Figure collection entries ▸
==*==
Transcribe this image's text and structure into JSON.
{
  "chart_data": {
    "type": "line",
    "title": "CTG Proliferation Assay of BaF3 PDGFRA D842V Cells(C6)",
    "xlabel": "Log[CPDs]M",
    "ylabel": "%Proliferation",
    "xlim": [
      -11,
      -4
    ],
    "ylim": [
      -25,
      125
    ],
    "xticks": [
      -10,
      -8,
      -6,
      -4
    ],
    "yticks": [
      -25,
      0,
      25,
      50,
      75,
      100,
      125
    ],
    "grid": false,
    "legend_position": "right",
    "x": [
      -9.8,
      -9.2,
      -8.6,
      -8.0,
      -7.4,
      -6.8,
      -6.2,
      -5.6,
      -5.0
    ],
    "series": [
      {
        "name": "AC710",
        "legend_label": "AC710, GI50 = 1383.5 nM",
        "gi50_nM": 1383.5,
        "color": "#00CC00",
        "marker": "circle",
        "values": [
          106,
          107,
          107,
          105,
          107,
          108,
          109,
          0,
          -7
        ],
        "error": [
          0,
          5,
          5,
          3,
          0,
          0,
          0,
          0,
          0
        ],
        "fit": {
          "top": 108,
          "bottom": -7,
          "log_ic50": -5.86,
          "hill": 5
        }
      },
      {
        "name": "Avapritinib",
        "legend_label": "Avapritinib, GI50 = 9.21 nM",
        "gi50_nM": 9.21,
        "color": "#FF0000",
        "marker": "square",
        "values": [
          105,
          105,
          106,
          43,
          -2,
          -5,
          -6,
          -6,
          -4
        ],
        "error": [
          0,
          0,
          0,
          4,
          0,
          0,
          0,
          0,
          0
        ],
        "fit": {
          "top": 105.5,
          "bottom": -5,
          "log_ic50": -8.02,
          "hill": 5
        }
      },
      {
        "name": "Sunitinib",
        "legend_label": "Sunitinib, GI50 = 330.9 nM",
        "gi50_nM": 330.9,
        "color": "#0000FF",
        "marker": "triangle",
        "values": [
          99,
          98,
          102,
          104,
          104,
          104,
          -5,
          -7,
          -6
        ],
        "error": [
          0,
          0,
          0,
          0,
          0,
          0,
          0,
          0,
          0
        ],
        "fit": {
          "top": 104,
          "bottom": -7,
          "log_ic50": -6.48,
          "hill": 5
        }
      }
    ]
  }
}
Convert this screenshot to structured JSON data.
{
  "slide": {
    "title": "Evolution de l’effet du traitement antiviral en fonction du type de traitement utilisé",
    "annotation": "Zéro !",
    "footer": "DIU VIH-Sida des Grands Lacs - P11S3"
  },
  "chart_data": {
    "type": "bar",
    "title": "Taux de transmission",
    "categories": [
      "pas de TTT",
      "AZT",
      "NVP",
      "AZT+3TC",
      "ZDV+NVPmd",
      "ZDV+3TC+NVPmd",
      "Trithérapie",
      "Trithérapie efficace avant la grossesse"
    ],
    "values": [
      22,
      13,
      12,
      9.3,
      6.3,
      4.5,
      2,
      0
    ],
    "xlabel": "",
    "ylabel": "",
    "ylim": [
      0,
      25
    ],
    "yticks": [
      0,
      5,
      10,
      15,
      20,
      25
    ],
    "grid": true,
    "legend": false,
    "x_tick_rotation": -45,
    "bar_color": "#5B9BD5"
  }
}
==*==
Task prompt ▸
The entries are to be transcribed exactly, each line in full.

Output for this task ▸
Transcribe this image's text and structure into JSON.
{
  "chart_data": {
    "type": "line",
    "title": "CTG Proliferation Assay of BaF3 PDGFRA D842V Cells(C6)",
    "xlabel": "Log[CPDs]M",
    "ylabel": "%Proliferation",
    "xlim": [
      -11,
      -4
    ],
    "ylim": [
      -25,
      125
    ],
    "xticks": [
      -10,
      -8,
      -6,
      -4
    ],
    "yticks": [
      -25,
      0,
      25,
      50,
      75,
      100,
      125
    ],
    "grid": false,
    "legend_position": "right",
    "x": [
      -9.8,
      -9.2,
      -8.6,
      -8.0,
      -7.4,
      -6.8,
      -6.2,
      -5.6,
      -5.0
    ],
    "series": [
      {
        "name": "AC710",
        "legend_label": "AC710, GI50 = 1383.5 nM",
        "gi50_nM": 1383.5,
        "color": "#00CC00",
        "marker": "circle",
        "values": [
          106,
          107,
          107,
          105,
          107,
          108,
          109,
          0,
          -7
        ],
        "error": [
          0,
          5,
          5,
          3,
          0,
          0,
          0,
          0,
          0
        ],
        "fit": {
          "top": 108,
          "bottom": -7,
          "log_ic50": -5.86,
          "hill": 5
        }
      },
      {
        "name": "Avapritinib",
        "legend_label": "Avapritinib, GI50 = 9.21 nM",
        "gi50_nM": 9.21,
        "color": "#FF0000",
        "marker": "square",
        "values": [
          105,
          105,
          106,
          43,
          -2,
          -5,
          -6,
          -6,
          -4
        ],
        "error": [
          0,
          0,
          0,
          4,
          0,
          0,
          0,
          0,
          0
        ],
        "fit": {
          "top": 105.5,
          "bottom": -5,
          "log_ic50": -8.02,
          "hill": 5
        }
      },
      {
        "name": "Sunitinib",
        "legend_label": "Sunitinib, GI50 = 330.9 nM",
        "gi50_nM": 330.9,
        "color": "#0000FF",
        "marker": "triangle",
        "values": [
          99,
          98,
          102,
          104,
          104,
          104,
          -5,
          -7,
          -6
        ],
        "error": [
          0,
          0,
          0,
          0,
          0,
          0,
          0,
          0,
          0
        ],
        "fit": {
          "top": 104,
          "bottom": -7,
          "log_ic50": -6.48,
          "hill": 5
        }
      }
    ]
  }
}
Convert this screenshot to structured JSON data.
{
  "slide": {
    "title": "Evolution de l’effet du traitement antiviral en fonction du type de traitement utilisé",
    "annotation": "Zéro !",
    "footer": "DIU VIH-Sida des Grands Lacs - P11S3"
  },
  "chart_data": {
    "type": "bar",
    "title": "Taux de transmission",
    "categories": [
      "pas de TTT",
      "AZT",
      "NVP",
      "AZT+3TC",
      "ZDV+NVPmd",
      "ZDV+3TC+NVPmd",
      "Trithérapie",
      "Trithérapie efficace avant la grossesse"
    ],
    "values": [
      22,
      13,
      12,
      9.3,
      6.3,
      4.5,
      2,
      0
    ],
    "xlabel": "",
    "ylabel": "",
    "ylim": [
      0,
      25
    ],
    "yticks": [
      0,
      5,
      10,
      15,
      20,
      25
    ],
    "grid": true,
    "legend": false,
    "x_tick_rotation": -45,
    "bar_color": "#5B9BD5"
  }
}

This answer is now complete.